## What to produce
Give every line back verbatim, dropping all images.

** BEGIN Stored rows **

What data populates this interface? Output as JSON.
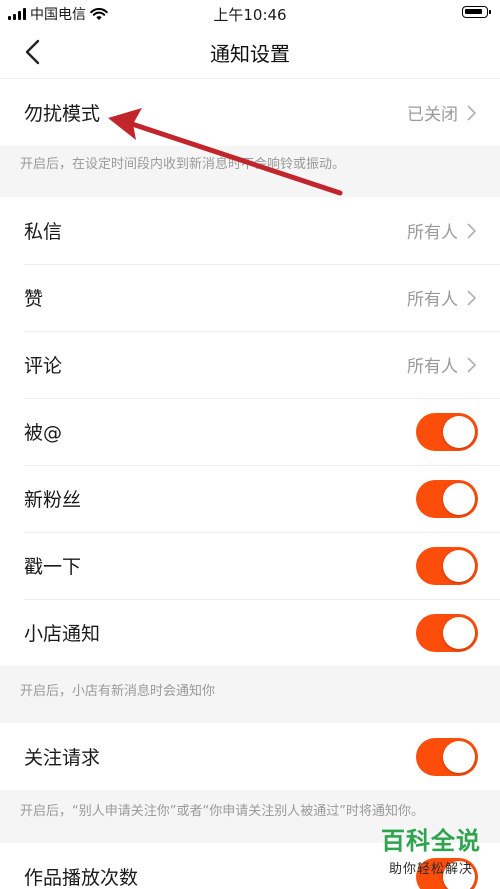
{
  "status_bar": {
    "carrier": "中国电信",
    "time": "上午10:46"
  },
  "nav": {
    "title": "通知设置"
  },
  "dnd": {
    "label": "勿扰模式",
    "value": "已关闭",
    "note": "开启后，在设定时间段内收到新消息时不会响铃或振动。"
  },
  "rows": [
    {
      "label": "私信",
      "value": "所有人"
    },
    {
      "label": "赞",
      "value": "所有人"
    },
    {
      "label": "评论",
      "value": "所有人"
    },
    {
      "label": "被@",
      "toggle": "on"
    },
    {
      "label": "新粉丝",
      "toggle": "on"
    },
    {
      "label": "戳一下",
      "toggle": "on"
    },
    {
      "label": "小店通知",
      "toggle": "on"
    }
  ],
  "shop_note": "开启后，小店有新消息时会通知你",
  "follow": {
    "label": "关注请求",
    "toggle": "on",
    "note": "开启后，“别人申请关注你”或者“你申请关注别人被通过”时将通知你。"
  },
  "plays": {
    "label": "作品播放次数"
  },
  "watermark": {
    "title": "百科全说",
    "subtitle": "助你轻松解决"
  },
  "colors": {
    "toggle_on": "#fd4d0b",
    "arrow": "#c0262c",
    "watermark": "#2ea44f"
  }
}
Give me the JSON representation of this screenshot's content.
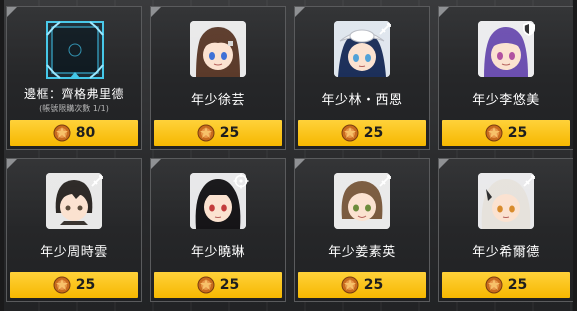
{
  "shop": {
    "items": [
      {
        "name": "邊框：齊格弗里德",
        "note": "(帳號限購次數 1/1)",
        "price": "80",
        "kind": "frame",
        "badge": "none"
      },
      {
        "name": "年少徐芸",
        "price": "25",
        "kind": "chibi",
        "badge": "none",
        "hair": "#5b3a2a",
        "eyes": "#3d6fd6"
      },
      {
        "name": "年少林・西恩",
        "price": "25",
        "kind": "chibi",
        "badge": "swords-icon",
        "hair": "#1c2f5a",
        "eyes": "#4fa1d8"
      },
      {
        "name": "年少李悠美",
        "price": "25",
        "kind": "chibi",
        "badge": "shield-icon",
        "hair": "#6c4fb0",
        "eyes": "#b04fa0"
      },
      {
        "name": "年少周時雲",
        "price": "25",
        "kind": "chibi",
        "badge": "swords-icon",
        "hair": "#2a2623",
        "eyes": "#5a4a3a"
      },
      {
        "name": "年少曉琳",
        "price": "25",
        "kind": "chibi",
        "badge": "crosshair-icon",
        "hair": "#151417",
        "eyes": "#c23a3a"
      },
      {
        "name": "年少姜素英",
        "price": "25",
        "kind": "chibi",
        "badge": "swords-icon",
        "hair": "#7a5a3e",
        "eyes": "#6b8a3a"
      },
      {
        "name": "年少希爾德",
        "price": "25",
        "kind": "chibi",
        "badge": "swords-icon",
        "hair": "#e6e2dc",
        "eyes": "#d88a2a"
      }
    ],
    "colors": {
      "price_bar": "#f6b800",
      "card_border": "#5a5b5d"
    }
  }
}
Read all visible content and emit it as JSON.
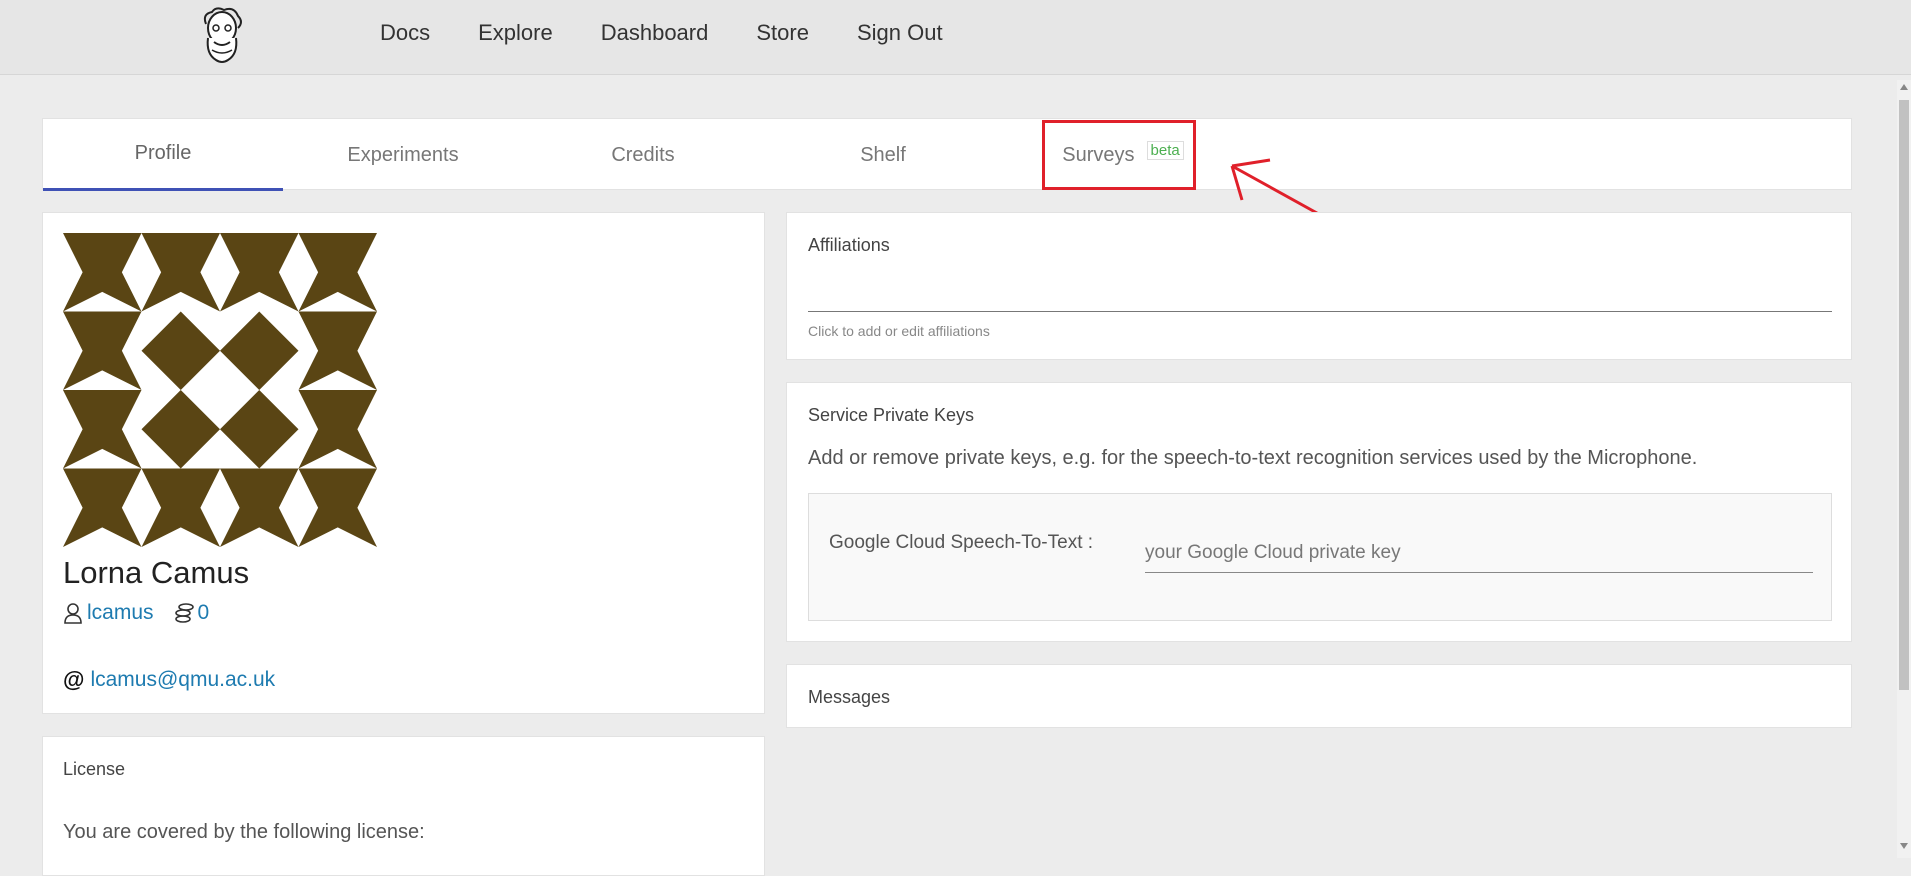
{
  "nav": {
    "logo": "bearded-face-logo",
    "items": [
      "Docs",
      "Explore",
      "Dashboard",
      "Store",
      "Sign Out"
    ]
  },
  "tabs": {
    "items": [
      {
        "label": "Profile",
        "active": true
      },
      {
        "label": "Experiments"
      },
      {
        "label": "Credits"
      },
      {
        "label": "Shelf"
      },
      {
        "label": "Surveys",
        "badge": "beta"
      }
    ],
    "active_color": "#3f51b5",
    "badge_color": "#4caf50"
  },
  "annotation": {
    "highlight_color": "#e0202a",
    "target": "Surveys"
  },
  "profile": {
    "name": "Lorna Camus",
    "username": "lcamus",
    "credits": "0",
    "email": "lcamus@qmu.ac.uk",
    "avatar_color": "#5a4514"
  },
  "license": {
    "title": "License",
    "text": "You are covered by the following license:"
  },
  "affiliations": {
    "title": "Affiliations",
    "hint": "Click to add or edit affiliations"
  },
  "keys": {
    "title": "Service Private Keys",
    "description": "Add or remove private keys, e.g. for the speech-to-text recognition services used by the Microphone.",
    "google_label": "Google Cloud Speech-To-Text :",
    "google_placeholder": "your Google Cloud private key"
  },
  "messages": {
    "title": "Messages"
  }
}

** END Stored rows **

## Exercise solution
What data populates this interface? Output as JSON.
{
  "status_bar": {
    "carrier": "中国电信",
    "time": "上午10:46"
  },
  "nav": {
    "title": "通知设置"
  },
  "dnd": {
    "label": "勿扰模式",
    "value": "已关闭",
    "note": "开启后，在设定时间段内收到新消息时不会响铃或振动。"
  },
  "rows": [
    {
      "label": "私信",
      "value": "所有人"
    },
    {
      "label": "赞",
      "value": "所有人"
    },
    {
      "label": "评论",
      "value": "所有人"
    },
    {
      "label": "被@",
      "toggle": "on"
    },
    {
      "label": "新粉丝",
      "toggle": "on"
    },
    {
      "label": "戳一下",
      "toggle": "on"
    },
    {
      "label": "小店通知",
      "toggle": "on"
    }
  ],
  "shop_note": "开启后，小店有新消息时会通知你",
  "follow": {
    "label": "关注请求",
    "toggle": "on",
    "note": "开启后，“别人申请关注你”或者“你申请关注别人被通过”时将通知你。"
  },
  "plays": {
    "label": "作品播放次数"
  },
  "watermark": {
    "title": "百科全说",
    "subtitle": "助你轻松解决"
  },
  "colors": {
    "toggle_on": "#fd4d0b",
    "arrow": "#c0262c",
    "watermark": "#2ea44f"
  }
}
Give me the JSON representation of this screenshot's content.
{
  "shop": {
    "items": [
      {
        "name": "邊框：齊格弗里德",
        "note": "(帳號限購次數 1/1)",
        "price": "80",
        "kind": "frame",
        "badge": "none"
      },
      {
        "name": "年少徐芸",
        "price": "25",
        "kind": "chibi",
        "badge": "none",
        "hair": "#5b3a2a",
        "eyes": "#3d6fd6"
      },
      {
        "name": "年少林・西恩",
        "price": "25",
        "kind": "chibi",
        "badge": "swords-icon",
        "hair": "#1c2f5a",
        "eyes": "#4fa1d8"
      },
      {
        "name": "年少李悠美",
        "price": "25",
        "kind": "chibi",
        "badge": "shield-icon",
        "hair": "#6c4fb0",
        "eyes": "#b04fa0"
      },
      {
        "name": "年少周時雲",
        "price": "25",
        "kind": "chibi",
        "badge": "swords-icon",
        "hair": "#2a2623",
        "eyes": "#5a4a3a"
      },
      {
        "name": "年少曉琳",
        "price": "25",
        "kind": "chibi",
        "badge": "crosshair-icon",
        "hair": "#151417",
        "eyes": "#c23a3a"
      },
      {
        "name": "年少姜素英",
        "price": "25",
        "kind": "chibi",
        "badge": "swords-icon",
        "hair": "#7a5a3e",
        "eyes": "#6b8a3a"
      },
      {
        "name": "年少希爾德",
        "price": "25",
        "kind": "chibi",
        "badge": "swords-icon",
        "hair": "#e6e2dc",
        "eyes": "#d88a2a"
      }
    ],
    "colors": {
      "price_bar": "#f6b800",
      "card_border": "#5a5b5d"
    }
  }
}
Read all visible content and emit it as JSON.
{
  "nav": {
    "logo": "bearded-face-logo",
    "items": [
      "Docs",
      "Explore",
      "Dashboard",
      "Store",
      "Sign Out"
    ]
  },
  "tabs": {
    "items": [
      {
        "label": "Profile",
        "active": true
      },
      {
        "label": "Experiments"
      },
      {
        "label": "Credits"
      },
      {
        "label": "Shelf"
      },
      {
        "label": "Surveys",
        "badge": "beta"
      }
    ],
    "active_color": "#3f51b5",
    "badge_color": "#4caf50"
  },
  "annotation": {
    "highlight_color": "#e0202a",
    "target": "Surveys"
  },
  "profile": {
    "name": "Lorna Camus",
    "username": "lcamus",
    "credits": "0",
    "email": "lcamus@qmu.ac.uk",
    "avatar_color": "#5a4514"
  },
  "license": {
    "title": "License",
    "text": "You are covered by the following license:"
  },
  "affiliations": {
    "title": "Affiliations",
    "hint": "Click to add or edit affiliations"
  },
  "keys": {
    "title": "Service Private Keys",
    "description": "Add or remove private keys, e.g. for the speech-to-text recognition services used by the Microphone.",
    "google_label": "Google Cloud Speech-To-Text :",
    "google_placeholder": "your Google Cloud private key"
  },
  "messages": {
    "title": "Messages"
  }
}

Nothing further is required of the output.